╔══

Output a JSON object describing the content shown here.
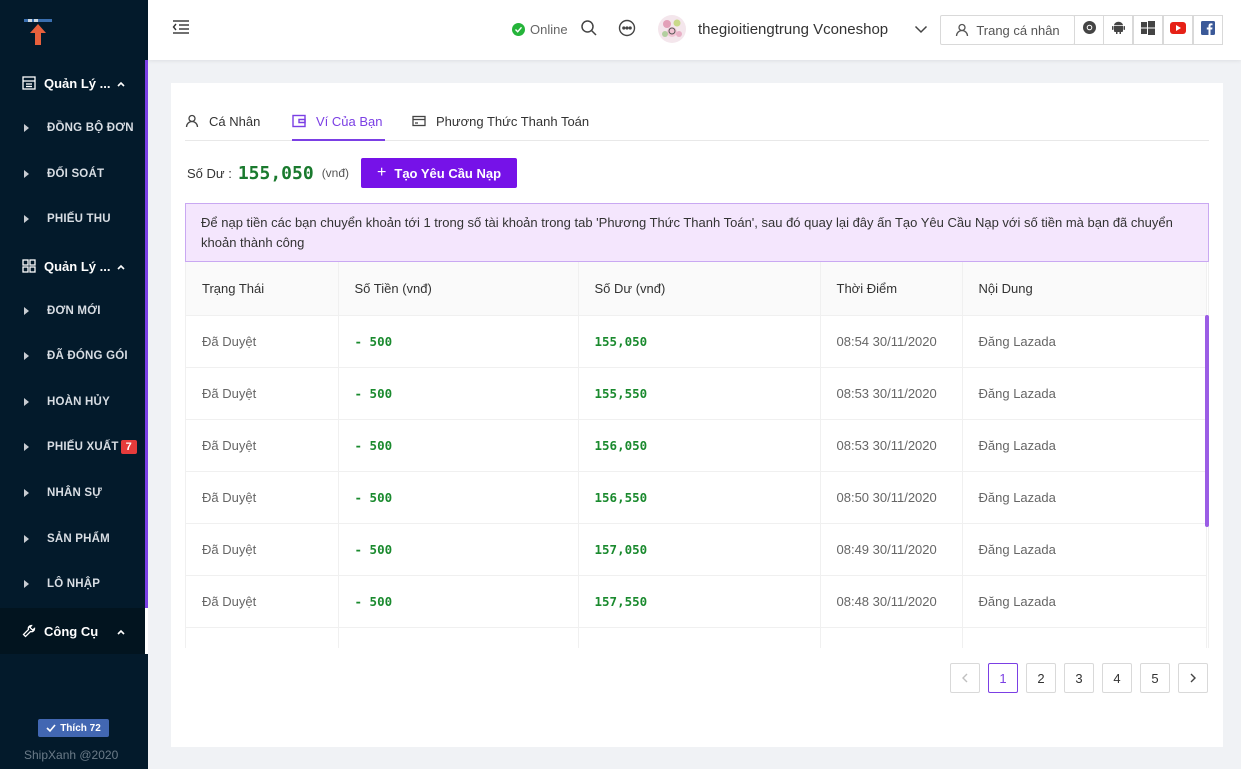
{
  "sidebar": {
    "groups": [
      {
        "label": "Quản Lý ...",
        "icon": "printer-icon"
      },
      {
        "label": "Quản Lý ...",
        "icon": "grid-icon"
      },
      {
        "label": "Công Cụ",
        "icon": "wrench-icon"
      }
    ],
    "items": [
      {
        "label": "ĐỒNG BỘ ĐƠN"
      },
      {
        "label": "ĐỐI SOÁT"
      },
      {
        "label": "PHIẾU THU"
      },
      {
        "label": "ĐƠN MỚI"
      },
      {
        "label": "ĐÃ ĐÓNG GÓI"
      },
      {
        "label": "HOÀN HỦY"
      },
      {
        "label": "PHIẾU XUẤT",
        "badge": "7"
      },
      {
        "label": "NHÂN SỰ"
      },
      {
        "label": "SẢN PHẨM"
      },
      {
        "label": "LÔ NHẬP"
      }
    ],
    "like_label": "Thích 72",
    "footer": "ShipXanh @2020"
  },
  "header": {
    "status": "Online",
    "username": "thegioitiengtrung Vconeshop",
    "profile_label": "Trang cá nhân",
    "apps": [
      "chrome-icon",
      "android-icon",
      "windows-icon",
      "youtube-icon",
      "facebook-icon"
    ]
  },
  "tabs": [
    {
      "label": "Cá Nhân"
    },
    {
      "label": "Ví Của Bạn"
    },
    {
      "label": "Phương Thức Thanh Toán"
    }
  ],
  "balance": {
    "label": "Số Dư :",
    "value": "155,050",
    "unit": "(vnđ)",
    "deposit_label": "Tạo Yêu Cầu Nạp"
  },
  "alert_text": "Để nạp tiền các bạn chuyển khoản tới 1 trong số tài khoản trong tab 'Phương Thức Thanh Toán', sau đó quay lại đây ấn Tạo Yêu Cầu Nạp với số tiền mà bạn đã chuyển khoản thành công",
  "table": {
    "headers": [
      "Trạng Thái",
      "Số Tiền (vnđ)",
      "Số Dư (vnđ)",
      "Thời Điểm",
      "Nội Dung"
    ],
    "rows": [
      {
        "status": "Đã Duyệt",
        "amount": "- 500",
        "balance": "155,050",
        "time": "08:54 30/11/2020",
        "content": "Đăng Lazada"
      },
      {
        "status": "Đã Duyệt",
        "amount": "- 500",
        "balance": "155,550",
        "time": "08:53 30/11/2020",
        "content": "Đăng Lazada"
      },
      {
        "status": "Đã Duyệt",
        "amount": "- 500",
        "balance": "156,050",
        "time": "08:53 30/11/2020",
        "content": "Đăng Lazada"
      },
      {
        "status": "Đã Duyệt",
        "amount": "- 500",
        "balance": "156,550",
        "time": "08:50 30/11/2020",
        "content": "Đăng Lazada"
      },
      {
        "status": "Đã Duyệt",
        "amount": "- 500",
        "balance": "157,050",
        "time": "08:49 30/11/2020",
        "content": "Đăng Lazada"
      },
      {
        "status": "Đã Duyệt",
        "amount": "- 500",
        "balance": "157,550",
        "time": "08:48 30/11/2020",
        "content": "Đăng Lazada"
      }
    ]
  },
  "pagination": {
    "pages": [
      "1",
      "2",
      "3",
      "4",
      "5"
    ],
    "current": "1"
  },
  "colors": {
    "accent": "#7b3fe4",
    "button": "#7612e8",
    "sidebar": "#031a2b",
    "money_green": "#1a7a2e",
    "online_green": "#25b43a"
  }
}
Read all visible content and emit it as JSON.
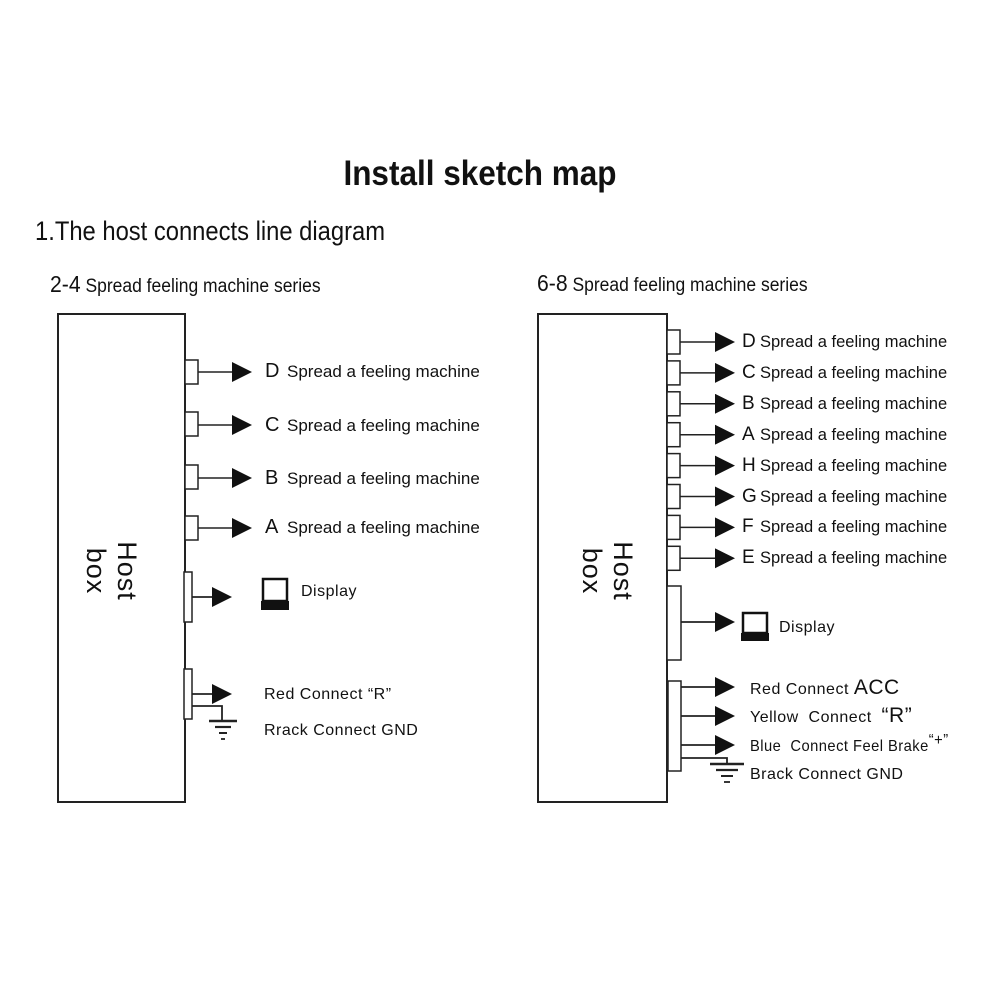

╚══

DO THIS: Point out every line holding the string "Thanh" and copy it.

THE SOLUTION:
      "label": "Phương Thức Thanh Toán"
  "alert_text": "Để nạp tiền các bạn chuyển khoản tới 1 trong số tài khoản trong tab 'Phương Thức Thanh Toán', sau đó quay lại đây ấn Tạo Yêu Cầu Nạp với số tiền mà bạn đã chuyển khoản thành công",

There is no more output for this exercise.